*GIVEN PASSAGE*.
So if the growing chorus of conservative denunciation of the Senate immigration bill, and the large majority of GOP Senators opposing it, and the redundant threats to John Boehner by House Republicans that he’ll lose his gavel if he brings a bill to the floor they oppose, and Boehner’s own redundant promises to respect the Hastert Rule, and the adamant pledges of the relevant House Committee chairman that he won’t support “amnesty”—if all that doesn’t shake your iron conviction that Republicans will somehow allow comprehensive immigration reform to become law because they “know” they need it to (a knowledge more and more of them are angrily denying)—then here’s another data point, per TPM’s Brian Beutler:

At the Capitol, House Speaker John Boehner stated a specific policy preference Tuesday that will alienate the entire Democratic Party if he adheres to it, and thus doom the reform effort. And elsewhere in the Beltway, influential conservatives have grown more confident and explicit about abandoning the immigration issue, for at least a couple of years.

*COMPLETE THE FOLLOWING*.
[a] In the passage on the Senate immigration bill, on what day did John Boehner state the specific policy preference?
[b] Continue the passage on the Senate immigration bill from the point where it ends.
The records have nothing to do with the passage on the immigration bill.

*EXTRACTED ENTRIES*.
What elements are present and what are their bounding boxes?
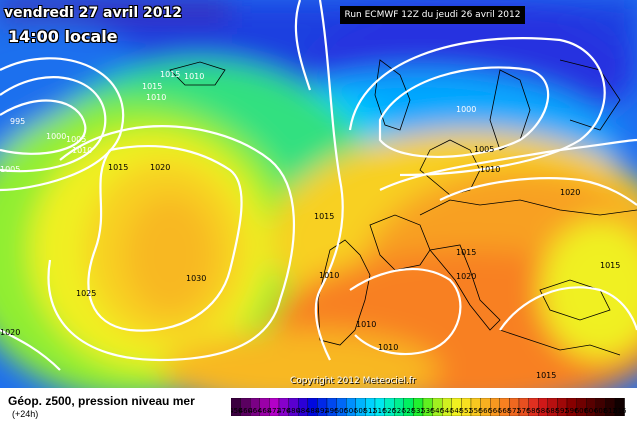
scale-label: 508 [354,407,367,415]
isobar-label: 1010 [356,320,376,329]
scale-label: 484 [296,407,310,415]
scale-label: 596 [565,407,579,415]
isobar-label: 1015 [600,261,620,270]
isobar-label: 1020 [150,163,170,172]
legend-subtitle: (+24h) [12,409,39,419]
scale-label: 580 [527,407,540,415]
scale-label: 492 [316,407,329,415]
isobar-label: 1010 [146,93,166,102]
scale-label: 468 [258,407,271,415]
isobar-label: 1015 [314,212,334,221]
scale-label: 616 [613,407,627,415]
isobar-label-group: 995 1000 1005 1010 1005 1015 1010 1015 1… [0,70,620,380]
scale-label: 460 [239,407,252,415]
isobar-label: 1005 [0,165,20,174]
scale-label: 504 [344,407,358,415]
scale-label: 528 [402,407,415,415]
scale-label: 576 [517,407,531,415]
isobar-label: 1015 [536,371,556,380]
scale-swatch [614,398,625,416]
isobar-label: 1020 [456,272,476,281]
scale-label: 608 [594,407,607,415]
isobar-label: 1010 [319,271,339,280]
model-run-label: Run ECMWF 12Z du jeudi 26 avril 2012 [340,6,525,24]
isobar-label: 1015 [142,82,162,91]
isobar-label: 1015 [456,248,476,257]
scale-label: 604 [584,407,598,415]
scale-label: 592 [556,407,569,415]
isobar-label: 1010 [480,165,500,174]
scale-label: 588 [546,407,559,415]
scale-label: 564 [488,407,502,415]
isobar-label: 1015 [108,163,128,172]
isobar-label: 995 [10,117,25,126]
scale-label: 584 [536,407,550,415]
isobar-label: 1005 [66,135,86,144]
copyright-text: Copyright 2012 Meteociel.fr [290,376,416,386]
scale-label: 544 [440,407,454,415]
scale-label: 516 [373,407,387,415]
scale-label: 552 [460,407,473,415]
isobar-label: 1015 [160,70,180,79]
scale-label: 548 [450,407,463,415]
isobar-label: 1025 [76,289,96,298]
legend-title: Géop. z500, pression niveau mer [8,394,195,408]
isobar-label: 1000 [46,132,66,141]
scale-label: 540 [431,407,444,415]
isobar-label: 1005 [474,145,494,154]
map-canvas: 995 1000 1005 1010 1005 1015 1010 1015 1… [0,0,637,388]
forecast-date: vendredi 27 avril 2012 [4,5,182,21]
scale-label: 600 [575,407,588,415]
scale-label: 480 [287,407,300,415]
scale-label: 556 [469,407,483,415]
isobar-label: 1000 [456,105,476,114]
scale-label: 568 [498,407,511,415]
isobar-label: 1010 [378,343,398,352]
scale-label: 500 [335,407,348,415]
forecast-time: 14:00 locale [8,27,118,46]
isobar-label: 1020 [560,188,580,197]
isobar-label: 1030 [186,274,206,283]
scale-label: 496 [325,407,339,415]
z500-color-scale: 4564604644684724764804844884924965005045… [231,398,627,416]
scale-label: 476 [277,407,291,415]
isobar-label: 1010 [72,146,92,155]
weather-map: 995 1000 1005 1010 1005 1015 1010 1015 1… [0,0,637,388]
scale-label: 488 [306,407,319,415]
scale-label: 512 [364,407,377,415]
isobar-label: 1010 [184,72,204,81]
scale-label: 456 [231,407,243,415]
isobar-label: 1020 [0,328,20,337]
scale-label: 464 [248,407,262,415]
scale-label: 536 [421,407,435,415]
z500-field [0,0,637,388]
scale-label: 560 [479,407,492,415]
scale-label: 532 [412,407,425,415]
legend-footer: Géop. z500, pression niveau mer (+24h) 4… [0,388,637,425]
scale-label: 524 [392,407,406,415]
scale-label: 572 [508,407,521,415]
scale-label: 472 [268,407,281,415]
isobars [0,0,637,371]
scale-label: 520 [383,407,396,415]
scale-label: 612 [604,407,617,415]
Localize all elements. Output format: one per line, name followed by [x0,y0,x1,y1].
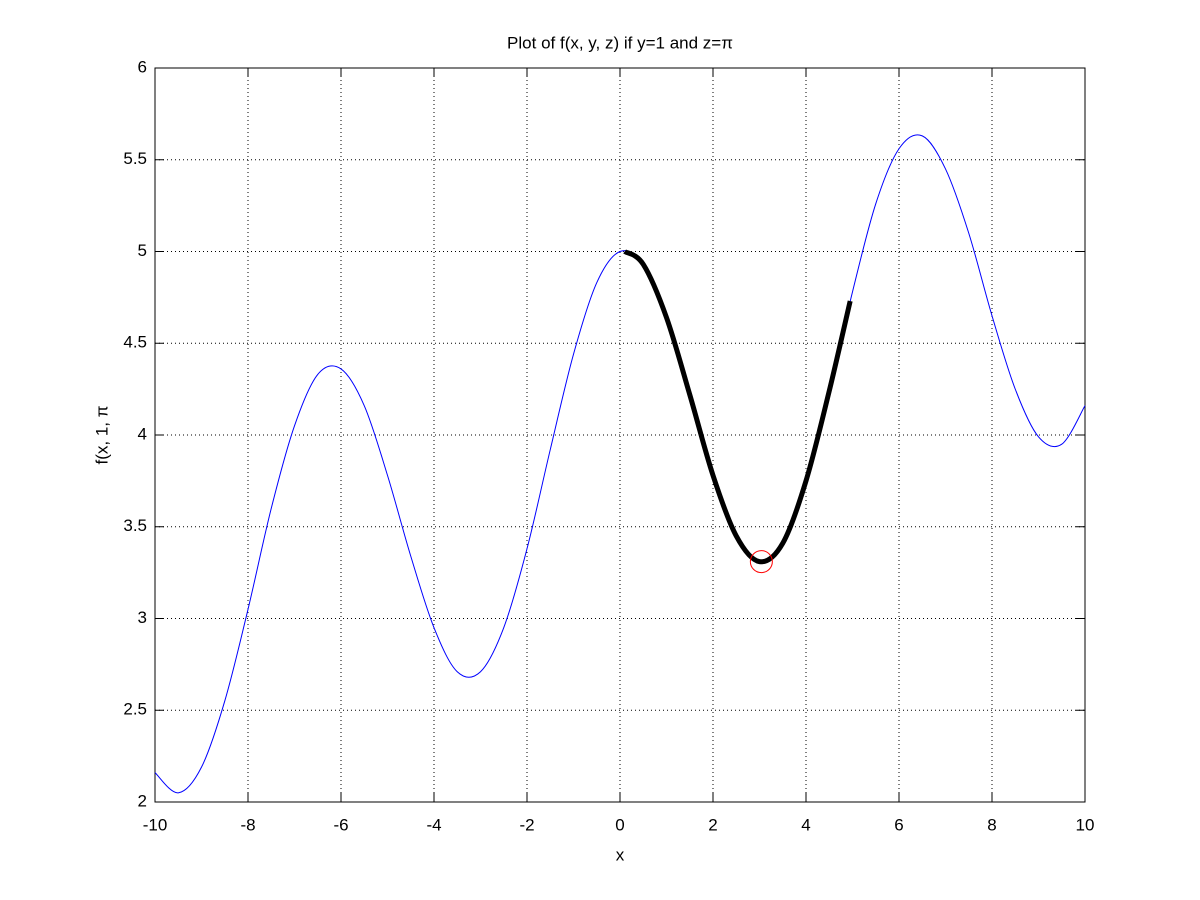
highlight-line [623,249,853,565]
y-tick-label: 6 [138,57,147,76]
x-tick-label: 6 [894,815,903,834]
x-tick-label: 4 [801,815,810,834]
x-axis-label: x [616,845,625,864]
x-tick-label: -10 [143,815,168,834]
y-tick-label: 4 [138,424,147,443]
plot-frame [154,67,1086,803]
y-tick-label: 4.5 [123,333,147,352]
y-tick-label: 3.5 [123,516,147,535]
marker [749,550,773,574]
y-tick-label: 2 [138,791,147,810]
x-tick-label: -2 [519,815,534,834]
chart-title: Plot of f(x, y, z) if y=1 and z=π [507,33,733,52]
x-tick-label: -8 [240,815,255,834]
y-axis-label: f(x, 1, π [92,406,111,465]
y-tick-label: 3 [138,608,147,627]
x-tick-label: 2 [708,815,717,834]
x-tick-label: 0 [615,815,624,834]
x-tick-label: 10 [1076,815,1095,834]
y-tick-label: 5 [138,241,147,260]
x-tick-label: -6 [333,815,348,834]
data-line [154,134,1086,794]
y-tick-label: 5.5 [123,149,147,168]
x-tick-label: 8 [987,815,996,834]
y-tick-label: 2.5 [123,700,147,719]
x-tick-label: -4 [426,815,441,834]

*EXPECTED RESPONSES*.
[a] Tuesday.

[b]
Taken together, it means that enacting new immigration legislation will either require Democrats to cave on a key demand, or require Boehner to abandon his preference and break his word to his conference that he won’t move ahead without a majority of his members in support.
“It’s clear from everything that I’ve seen and read over the last couple of weeks that the American people expect that we’ll have strong border security in place before we begin the process of legalizing and fixing our legal immigration system,” Boehner said outside the Capitol Monday afternoon.
His spokesman Michael Steel explains that the statement is consistent with Boehner’s “long-standing emphasis on border security.”

Beutler drew the obvious conclusion:

The already narrow path to enacting comprehensive immigration reform pretty much disappeared in the past 24 hours.

On a couple of occasions I’ve quoted Ezra Klein’s description of immigration reform as a “unicorn” for those who believe against all odds that it will be enacted. I guess some people still see it, but at this point it has to be via a sheer act of faith.

Ed Kilgore is a contributing writer to the Washington Monthly. He is managing editor for The Democratic Strategist and a senior fellow at the Progressive Policy Institute. Find him on Twitter: @ed_kilgore.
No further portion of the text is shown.